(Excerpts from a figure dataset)
------------
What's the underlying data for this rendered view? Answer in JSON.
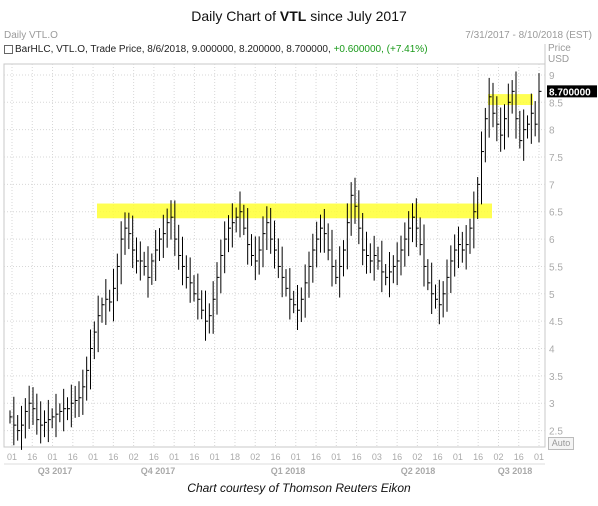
{
  "title_prefix": "Daily Chart of ",
  "title_ticker": "VTL",
  "title_suffix": " since July 2017",
  "topbar": {
    "left": "Daily VTL.O",
    "right": "7/31/2017 - 8/10/2018 (EST)"
  },
  "legend": {
    "text": "BarHLC, VTL.O, Trade Price, 8/6/2018, 9.000000, 8.200000, 8.700000,",
    "change": "+0.600000, (+7.41%)"
  },
  "price_axis": {
    "header1": "Price",
    "header2": "USD",
    "current_label": "8.700000"
  },
  "auto_label": "Auto",
  "caption": "Chart courtesy of Thomson Reuters Eikon",
  "colors": {
    "bars": "#000000",
    "highlight": "#ffff33",
    "grid": "#d7d7d7",
    "axis_text": "#aaaaaa",
    "change": "#1a9a1a"
  },
  "chart_data": {
    "type": "bar",
    "style": "HLC bars",
    "ylim": [
      2.2,
      9.2
    ],
    "y_ticks": [
      "2.5",
      "3",
      "3.5",
      "4",
      "4.5",
      "5",
      "5.5",
      "6",
      "6.5",
      "7",
      "7.5",
      "8",
      "8.5",
      "9"
    ],
    "x_day_ticks": [
      "01",
      "16",
      "01",
      "16",
      "01",
      "16",
      "02",
      "16",
      "01",
      "16",
      "01",
      "18",
      "02",
      "16",
      "01",
      "16",
      "01",
      "16",
      "03",
      "16",
      "02",
      "16",
      "01",
      "16",
      "02",
      "16",
      "01"
    ],
    "quarters": [
      "Q3 2017",
      "Q4 2017",
      "Q1 2018",
      "Q2 2018",
      "Q3 2018"
    ],
    "resistance_zones": [
      {
        "price_low": 6.38,
        "price_high": 6.65,
        "from": "Sep 2017",
        "to": "Jul 2018"
      },
      {
        "price_low": 8.45,
        "price_high": 8.65,
        "from": "Jul 2018",
        "to": "Aug 2018"
      }
    ],
    "closes": [
      2.75,
      2.6,
      2.5,
      2.6,
      2.85,
      3.0,
      2.9,
      2.7,
      2.6,
      2.65,
      2.7,
      2.75,
      2.8,
      2.85,
      2.9,
      2.9,
      3.0,
      3.05,
      3.1,
      3.3,
      3.6,
      4.0,
      4.3,
      4.6,
      4.8,
      4.9,
      4.85,
      5.1,
      5.5,
      6.0,
      6.2,
      6.1,
      5.8,
      5.6,
      5.6,
      5.5,
      5.3,
      5.6,
      5.8,
      6.0,
      6.1,
      6.3,
      6.4,
      6.0,
      5.7,
      5.5,
      5.3,
      5.2,
      5.0,
      4.9,
      4.7,
      4.5,
      4.6,
      4.9,
      5.3,
      5.7,
      6.0,
      6.2,
      6.3,
      6.4,
      6.5,
      6.2,
      5.9,
      5.7,
      5.6,
      5.8,
      6.1,
      6.3,
      6.0,
      5.8,
      5.5,
      5.3,
      5.1,
      4.9,
      4.8,
      4.7,
      4.9,
      5.2,
      5.5,
      5.8,
      6.0,
      6.2,
      6.1,
      5.8,
      5.5,
      5.3,
      5.5,
      5.8,
      6.3,
      6.8,
      6.6,
      6.2,
      5.8,
      5.7,
      5.6,
      5.7,
      5.6,
      5.4,
      5.3,
      5.4,
      5.5,
      5.6,
      5.8,
      6.0,
      6.2,
      6.4,
      6.2,
      5.9,
      5.5,
      5.2,
      5.0,
      4.9,
      4.8,
      5.0,
      5.3,
      5.6,
      5.8,
      5.9,
      5.8,
      5.9,
      6.2,
      6.5,
      7.0,
      7.6,
      8.2,
      8.6,
      8.3,
      8.1,
      7.9,
      8.2,
      8.5,
      8.7,
      8.2,
      7.8,
      8.0,
      8.1,
      8.3,
      8.1,
      8.7
    ]
  }
}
------------
REQUIREMENTS:
Your task is to copy the entries in full and exactly, without any images.

RESULT FOR THIS EXERCISE:
What's the underlying data for this rendered view? Answer in JSON.
{
  "title_prefix": "Daily Chart of ",
  "title_ticker": "VTL",
  "title_suffix": " since July 2017",
  "topbar": {
    "left": "Daily VTL.O",
    "right": "7/31/2017 - 8/10/2018 (EST)"
  },
  "legend": {
    "text": "BarHLC, VTL.O, Trade Price, 8/6/2018, 9.000000, 8.200000, 8.700000,",
    "change": "+0.600000, (+7.41%)"
  },
  "price_axis": {
    "header1": "Price",
    "header2": "USD",
    "current_label": "8.700000"
  },
  "auto_label": "Auto",
  "caption": "Chart courtesy of Thomson Reuters Eikon",
  "colors": {
    "bars": "#000000",
    "highlight": "#ffff33",
    "grid": "#d7d7d7",
    "axis_text": "#aaaaaa",
    "change": "#1a9a1a"
  },
  "chart_data": {
    "type": "bar",
    "style": "HLC bars",
    "ylim": [
      2.2,
      9.2
    ],
    "y_ticks": [
      "2.5",
      "3",
      "3.5",
      "4",
      "4.5",
      "5",
      "5.5",
      "6",
      "6.5",
      "7",
      "7.5",
      "8",
      "8.5",
      "9"
    ],
    "x_day_ticks": [
      "01",
      "16",
      "01",
      "16",
      "01",
      "16",
      "02",
      "16",
      "01",
      "16",
      "01",
      "18",
      "02",
      "16",
      "01",
      "16",
      "01",
      "16",
      "03",
      "16",
      "02",
      "16",
      "01",
      "16",
      "02",
      "16",
      "01"
    ],
    "quarters": [
      "Q3 2017",
      "Q4 2017",
      "Q1 2018",
      "Q2 2018",
      "Q3 2018"
    ],
    "resistance_zones": [
      {
        "price_low": 6.38,
        "price_high": 6.65,
        "from": "Sep 2017",
        "to": "Jul 2018"
      },
      {
        "price_low": 8.45,
        "price_high": 8.65,
        "from": "Jul 2018",
        "to": "Aug 2018"
      }
    ],
    "closes": [
      2.75,
      2.6,
      2.5,
      2.6,
      2.85,
      3.0,
      2.9,
      2.7,
      2.6,
      2.65,
      2.7,
      2.75,
      2.8,
      2.85,
      2.9,
      2.9,
      3.0,
      3.05,
      3.1,
      3.3,
      3.6,
      4.0,
      4.3,
      4.6,
      4.8,
      4.9,
      4.85,
      5.1,
      5.5,
      6.0,
      6.2,
      6.1,
      5.8,
      5.6,
      5.6,
      5.5,
      5.3,
      5.6,
      5.8,
      6.0,
      6.1,
      6.3,
      6.4,
      6.0,
      5.7,
      5.5,
      5.3,
      5.2,
      5.0,
      4.9,
      4.7,
      4.5,
      4.6,
      4.9,
      5.3,
      5.7,
      6.0,
      6.2,
      6.3,
      6.4,
      6.5,
      6.2,
      5.9,
      5.7,
      5.6,
      5.8,
      6.1,
      6.3,
      6.0,
      5.8,
      5.5,
      5.3,
      5.1,
      4.9,
      4.8,
      4.7,
      4.9,
      5.2,
      5.5,
      5.8,
      6.0,
      6.2,
      6.1,
      5.8,
      5.5,
      5.3,
      5.5,
      5.8,
      6.3,
      6.8,
      6.6,
      6.2,
      5.8,
      5.7,
      5.6,
      5.7,
      5.6,
      5.4,
      5.3,
      5.4,
      5.5,
      5.6,
      5.8,
      6.0,
      6.2,
      6.4,
      6.2,
      5.9,
      5.5,
      5.2,
      5.0,
      4.9,
      4.8,
      5.0,
      5.3,
      5.6,
      5.8,
      5.9,
      5.8,
      5.9,
      6.2,
      6.5,
      7.0,
      7.6,
      8.2,
      8.6,
      8.3,
      8.1,
      7.9,
      8.2,
      8.5,
      8.7,
      8.2,
      7.8,
      8.0,
      8.1,
      8.3,
      8.1,
      8.7
    ]
  }
}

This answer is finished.